(Dataset rows of page text)
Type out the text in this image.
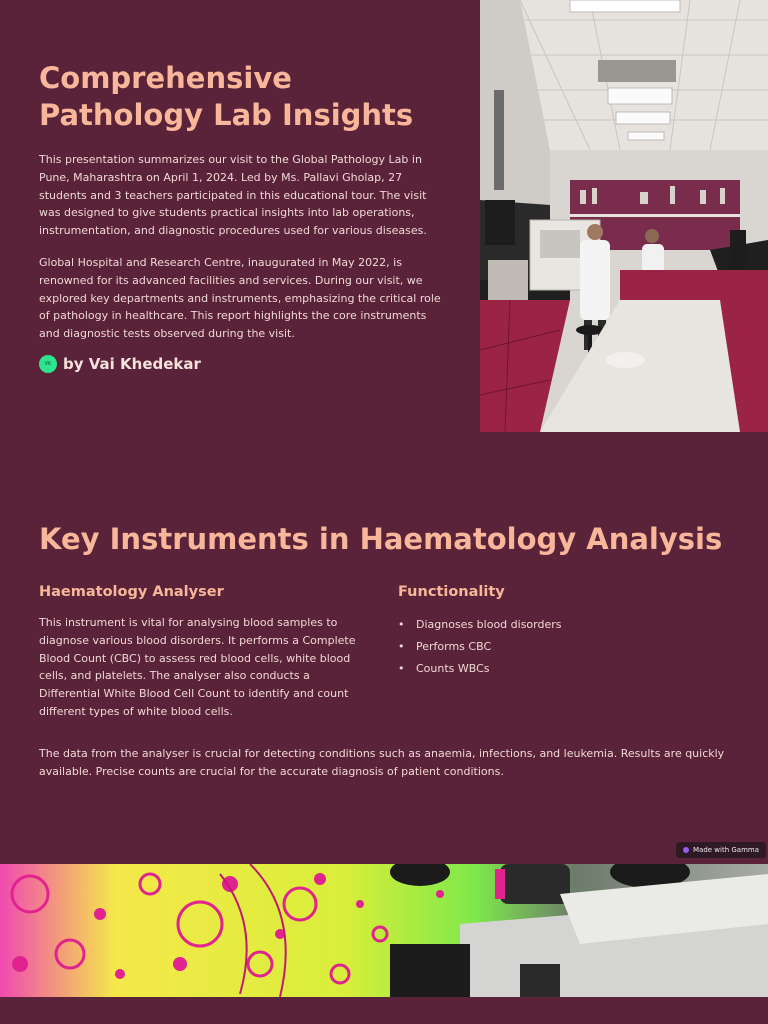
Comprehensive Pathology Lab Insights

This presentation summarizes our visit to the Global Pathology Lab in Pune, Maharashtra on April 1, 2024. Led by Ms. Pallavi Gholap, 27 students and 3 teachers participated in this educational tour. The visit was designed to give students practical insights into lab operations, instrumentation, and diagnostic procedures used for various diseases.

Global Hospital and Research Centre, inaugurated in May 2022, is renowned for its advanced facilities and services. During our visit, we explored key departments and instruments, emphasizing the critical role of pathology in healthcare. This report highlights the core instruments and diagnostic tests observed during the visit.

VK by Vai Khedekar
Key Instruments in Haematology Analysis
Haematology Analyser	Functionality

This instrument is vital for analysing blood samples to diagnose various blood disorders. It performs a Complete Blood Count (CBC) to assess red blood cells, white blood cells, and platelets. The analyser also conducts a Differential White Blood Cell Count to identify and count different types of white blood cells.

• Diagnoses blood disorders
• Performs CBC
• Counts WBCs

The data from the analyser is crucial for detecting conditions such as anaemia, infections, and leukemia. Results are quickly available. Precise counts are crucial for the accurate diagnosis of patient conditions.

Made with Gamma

PROBLEM DETAILS
For the records above, give every line again exactly and skip the pictures.

SOLUTION TO THE PROBLEM
Type out the text in this image.
Comprehensive Pathology Lab Insights

This presentation summarizes our visit to the Global Pathology Lab in Pune, Maharashtra on April 1, 2024. Led by Ms. Pallavi Gholap, 27 students and 3 teachers participated in this educational tour. The visit was designed to give students practical insights into lab operations, instrumentation, and diagnostic procedures used for various diseases.

Global Hospital and Research Centre, inaugurated in May 2022, is renowned for its advanced facilities and services. During our visit, we explored key departments and instruments, emphasizing the critical role of pathology in healthcare. This report highlights the core instruments and diagnostic tests observed during the visit.

VK by Vai Khedekar
Key Instruments in Haematology Analysis
Haematology Analyser	Functionality

This instrument is vital for analysing blood samples to diagnose various blood disorders. It performs a Complete Blood Count (CBC) to assess red blood cells, white blood cells, and platelets. The analyser also conducts a Differential White Blood Cell Count to identify and count different types of white blood cells.

• Diagnoses blood disorders
• Performs CBC
• Counts WBCs

The data from the analyser is crucial for detecting conditions such as anaemia, infections, and leukemia. Results are quickly available. Precise counts are crucial for the accurate diagnosis of patient conditions.

Made with Gamma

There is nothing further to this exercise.